● **To do**
Using the entries that follow, collect the lines where the word "title" appears.

● **Exercise input**
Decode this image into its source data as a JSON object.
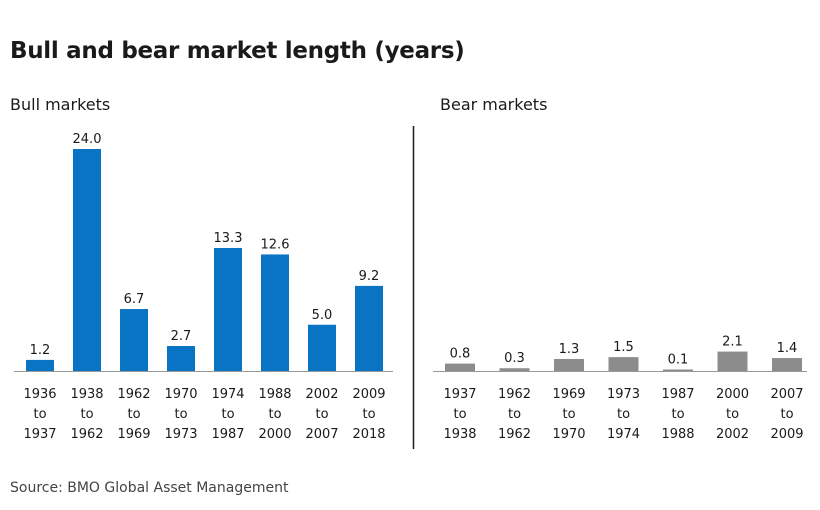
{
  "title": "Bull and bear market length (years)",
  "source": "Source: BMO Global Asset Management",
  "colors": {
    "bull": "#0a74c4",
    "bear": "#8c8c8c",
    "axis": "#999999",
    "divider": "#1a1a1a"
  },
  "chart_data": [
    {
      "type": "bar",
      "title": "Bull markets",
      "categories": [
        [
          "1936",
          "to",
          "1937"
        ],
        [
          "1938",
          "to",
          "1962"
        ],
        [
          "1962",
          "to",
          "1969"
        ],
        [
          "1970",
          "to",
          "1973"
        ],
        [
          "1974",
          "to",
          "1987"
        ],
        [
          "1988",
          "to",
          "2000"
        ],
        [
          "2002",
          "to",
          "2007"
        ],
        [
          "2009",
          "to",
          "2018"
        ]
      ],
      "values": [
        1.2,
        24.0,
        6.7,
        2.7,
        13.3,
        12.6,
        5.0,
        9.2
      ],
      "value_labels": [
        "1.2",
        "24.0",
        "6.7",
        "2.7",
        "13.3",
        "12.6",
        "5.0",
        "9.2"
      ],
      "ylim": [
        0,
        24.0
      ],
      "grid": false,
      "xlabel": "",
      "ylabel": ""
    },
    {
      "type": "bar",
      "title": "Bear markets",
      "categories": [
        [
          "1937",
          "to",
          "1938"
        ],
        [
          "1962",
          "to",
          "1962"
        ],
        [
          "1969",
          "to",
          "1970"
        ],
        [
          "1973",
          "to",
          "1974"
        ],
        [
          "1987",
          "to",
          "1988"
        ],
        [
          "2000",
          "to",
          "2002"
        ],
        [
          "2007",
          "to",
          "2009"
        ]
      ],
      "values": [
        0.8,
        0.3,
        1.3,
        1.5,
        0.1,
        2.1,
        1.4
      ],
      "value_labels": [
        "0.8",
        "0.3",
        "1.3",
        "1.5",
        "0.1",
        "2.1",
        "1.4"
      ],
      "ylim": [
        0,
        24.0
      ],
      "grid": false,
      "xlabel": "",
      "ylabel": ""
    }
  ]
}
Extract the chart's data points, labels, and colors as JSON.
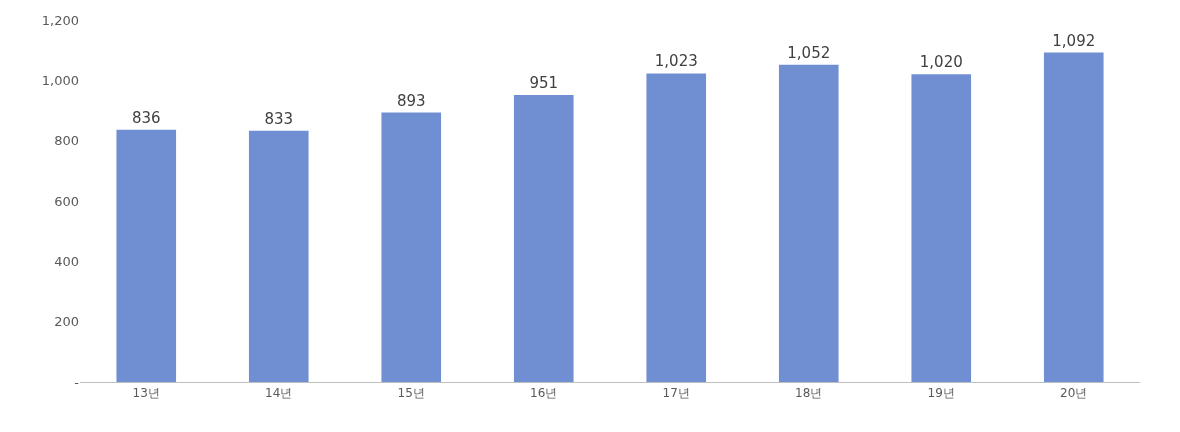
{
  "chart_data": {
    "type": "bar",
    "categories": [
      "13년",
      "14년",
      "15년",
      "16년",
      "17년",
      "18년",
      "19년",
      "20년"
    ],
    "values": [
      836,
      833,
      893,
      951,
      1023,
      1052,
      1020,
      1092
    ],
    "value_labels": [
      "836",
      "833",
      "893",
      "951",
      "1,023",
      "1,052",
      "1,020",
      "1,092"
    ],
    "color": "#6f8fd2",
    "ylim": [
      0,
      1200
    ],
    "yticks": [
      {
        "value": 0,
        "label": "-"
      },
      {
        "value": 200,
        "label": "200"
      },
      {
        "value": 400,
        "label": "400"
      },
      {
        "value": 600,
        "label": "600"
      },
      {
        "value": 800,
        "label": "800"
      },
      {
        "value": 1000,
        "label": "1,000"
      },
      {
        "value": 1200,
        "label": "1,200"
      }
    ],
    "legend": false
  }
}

● **Exercise output**
  "title": "Bull and bear market length (years)",
      "title": "Bull markets",
      "title": "Bear markets",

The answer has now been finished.